● Short exercise
In the entries, find all lines that hold the word "topilgan" and copy them.

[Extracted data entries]
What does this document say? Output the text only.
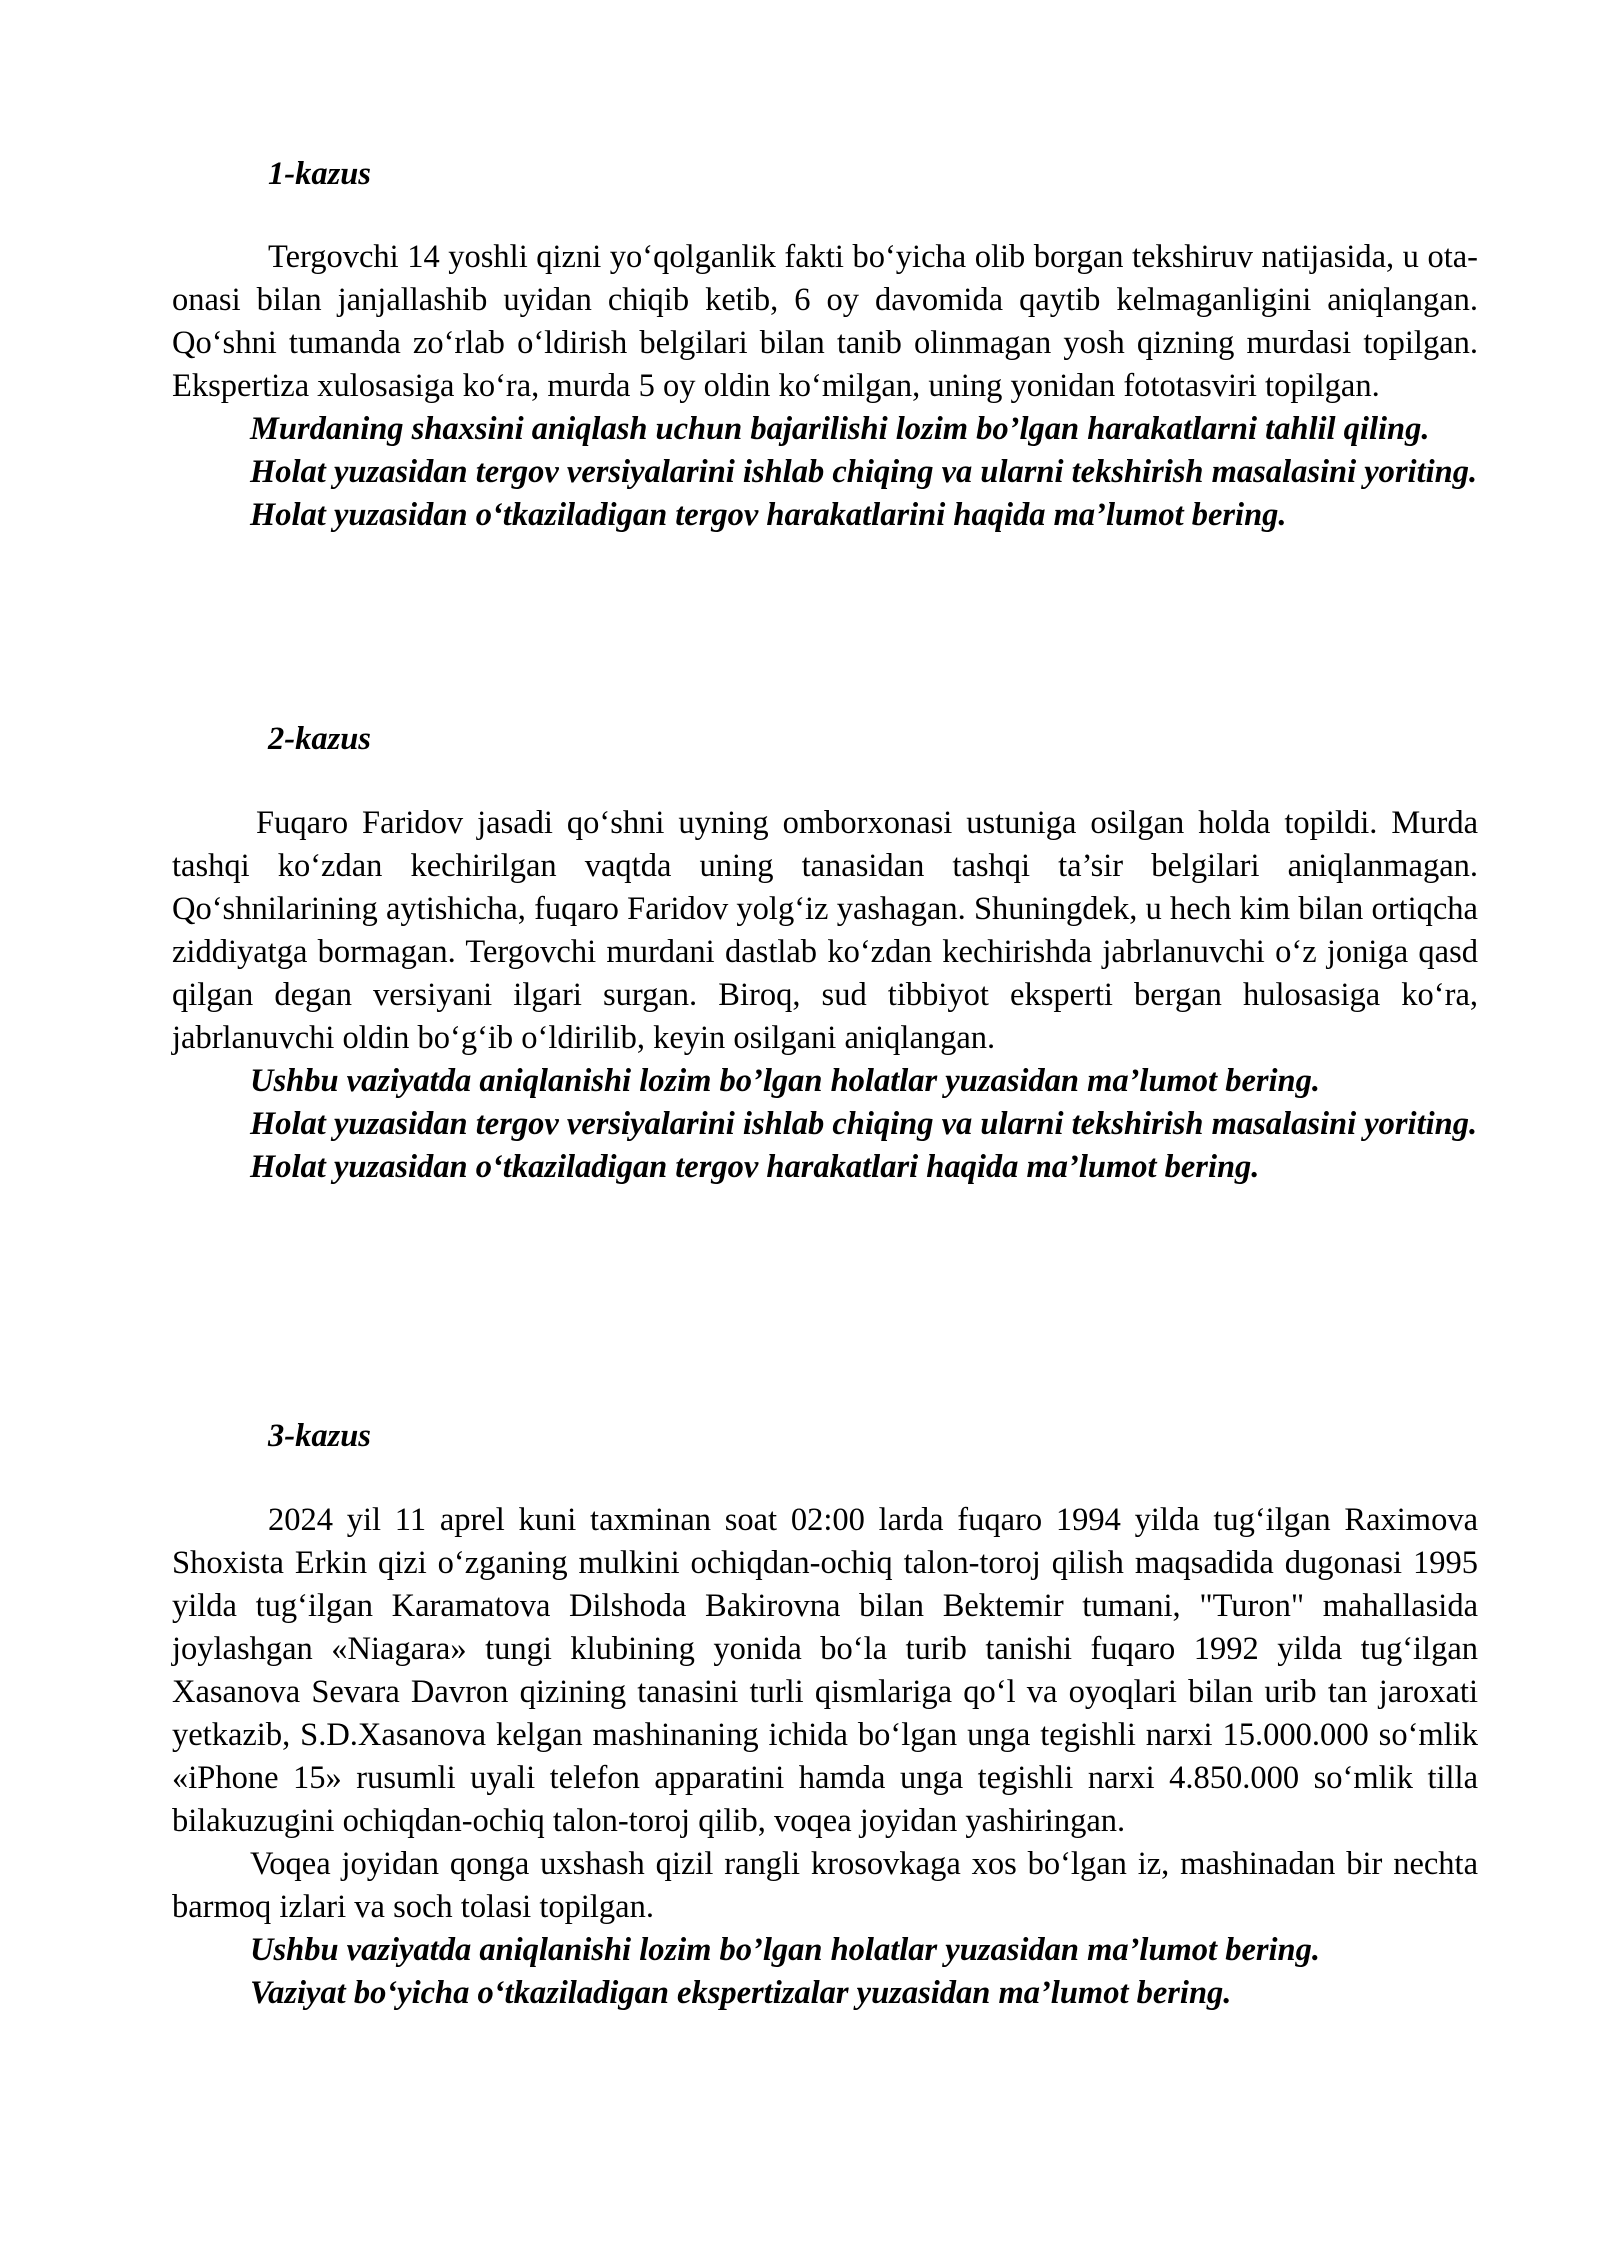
1-kazus

Tergovchi 14 yoshli qizni yo‘qolganlik fakti bo‘yicha olib borgan tekshiruv natijasida, u ota-onasi bilan janjallashib uyidan chiqib ketib, 6 oy davomida qaytib kelmaganligini aniqlangan. Qo‘shni tumanda zo‘rlab o‘ldirish belgilari bilan tanib olinmagan yosh qizning murdasi topilgan. Ekspertiza xulosasiga ko‘ra, murda 5 oy oldin ko‘milgan, uning yonidan fototasviri topilgan.

Murdaning shaxsini aniqlash uchun bajarilishi lozim bo’lgan harakatlarni tahlil qiling.

Holat yuzasidan tergov versiyalarini ishlab chiqing va ularni tekshirish masalasini yoriting.

Holat yuzasidan o‘tkaziladigan tergov harakatlarini haqida ma’lumot bering.

2-kazus

Fuqaro Faridov jasadi qo‘shni uyning omborxonasi ustuniga osilgan holda topildi. Murda tashqi ko‘zdan kechirilgan vaqtda uning tanasidan tashqi ta’sir belgilari aniqlanmagan. Qo‘shnilarining aytishicha, fuqaro Faridov yolg‘iz yashagan. Shuningdek, u hech kim bilan ortiqcha ziddiyatga bormagan. Tergovchi murdani dastlab ko‘zdan kechirishda jabrlanuvchi o‘z joniga qasd qilgan degan versiyani ilgari surgan. Biroq, sud tibbiyot eksperti bergan hulosasiga ko‘ra, jabrlanuvchi oldin bo‘g‘ib o‘ldirilib, keyin osilgani aniqlangan.

Ushbu vaziyatda aniqlanishi lozim bo’lgan holatlar yuzasidan ma’lumot bering.

Holat yuzasidan tergov versiyalarini ishlab chiqing va ularni tekshirish masalasini yoriting.

Holat yuzasidan o‘tkaziladigan tergov harakatlari haqida ma’lumot bering.

3-kazus

2024 yil 11 aprel kuni taxminan soat 02:00 larda fuqaro 1994 yilda tug‘ilgan Raximova Shoxista Erkin qizi o‘zganing mulkini ochiqdan-ochiq talon-toroj qilish maqsadida dugonasi 1995 yilda tug‘ilgan Karamatova Dilshoda Bakirovna bilan Bektemir tumani, "Turon" mahallasida joylashgan «Niagara» tungi klubining yonida bo‘la turib tanishi fuqaro 1992 yilda tug‘ilgan Xasanova Sevara Davron qizining tanasini turli qismlariga qo‘l va oyoqlari bilan urib tan jaroxati yetkazib, S.D.Xasanova kelgan mashinaning ichida bo‘lgan unga tegishli narxi 15.000.000 so‘mlik «iPhone 15» rusumli uyali telefon apparatini hamda unga tegishli narxi 4.850.000 so‘mlik tilla bilakuzugini ochiqdan-ochiq talon-toroj qilib, voqea joyidan yashiringan.

Voqea joyidan qonga uxshash qizil rangli krosovkaga xos bo‘lgan iz, mashinadan bir nechta barmoq izlari va soch tolasi topilgan.

Ushbu vaziyatda aniqlanishi lozim bo’lgan holatlar yuzasidan ma’lumot bering.

Vaziyat bo‘yicha o‘tkaziladigan ekspertizalar yuzasidan ma’lumot bering.
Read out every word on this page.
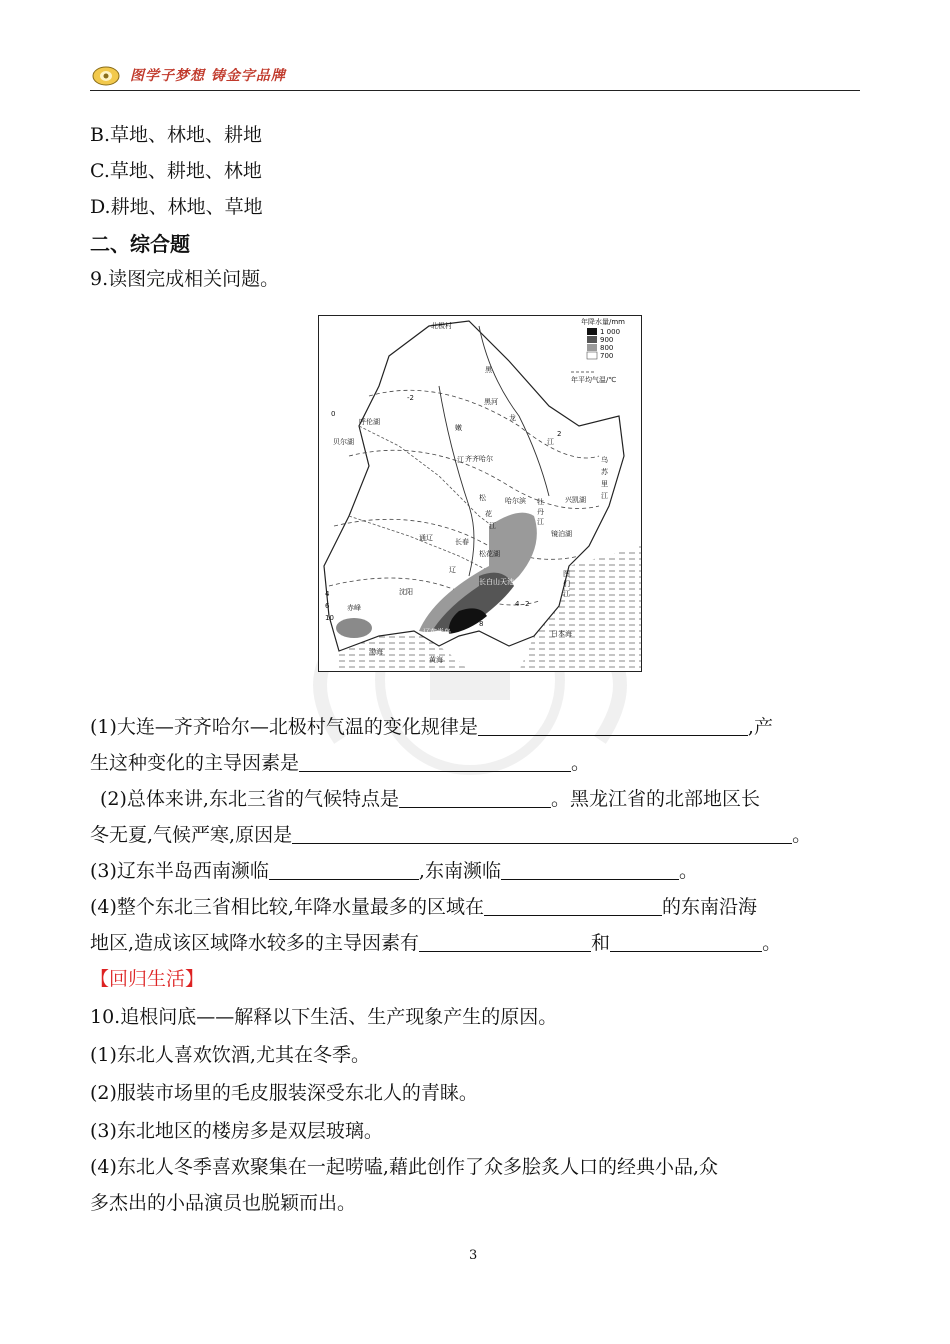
图学子梦想 铸金字品牌
B.草地、林地、耕地
C.草地、耕地、林地
D.耕地、林地、草地
二、综合题
9.读图完成相关问题。
年降水量/mm
1 000
900
800
700
年平均气温/℃
北极村
黑河
呼伦湖
贝尔湖
齐齐哈尔
哈尔滨	兴凯湖
镜泊湖
长春
松花湖
通辽
沈阳
赤峰
长白山天池
辽东半岛	日本海
渤海
黄海
黑
龙
江
嫩
江
松
花
江
牡
丹
江
乌
苏
里
江
辽	图
们
江
-2
0
2
4
6
8
10
4 2
(1)大连—齐齐哈尔—北极村气温的变化规律是	,产
生这种变化的主导因素是	。
(2)总体来讲,东北三省的气候特点是	。黑龙江省的北部地区长
冬无夏,气候严寒,原因是	。
(3)辽东半岛西南濒临	,东南濒临	。
(4)整个东北三省相比较,年降水量最多的区域在	的东南沿海
地区,造成该区域降水较多的主导因素有	和	。
【回归生活】
10.追根问底——解释以下生活、生产现象产生的原因。
(1)东北人喜欢饮酒,尤其在冬季。
(2)服装市场里的毛皮服装深受东北人的青睐。
(3)东北地区的楼房多是双层玻璃。
(4)东北人冬季喜欢聚集在一起唠嗑,藉此创作了众多脍炙人口的经典小品,众
多杰出的小品演员也脱颖而出。
3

● Answer to this exercise
Tergovchi 14 yoshli qizni yo‘qolganlik fakti bo‘yicha olib borgan tekshiruv natijasida, u ota-onasi bilan janjallashib uyidan chiqib ketib, 6 oy davomida qaytib kelmaganligini aniqlangan. Qo‘shni tumanda zo‘rlab o‘ldirish belgilari bilan tanib olinmagan yosh qizning murdasi topilgan. Ekspertiza xulosasiga ko‘ra, murda 5 oy oldin ko‘milgan, uning yonidan fototasviri topilgan.
Voqea joyidan qonga uxshash qizil rangli krosovkaga xos bo‘lgan iz, mashinadan bir nechta barmoq izlari va soch tolasi topilgan.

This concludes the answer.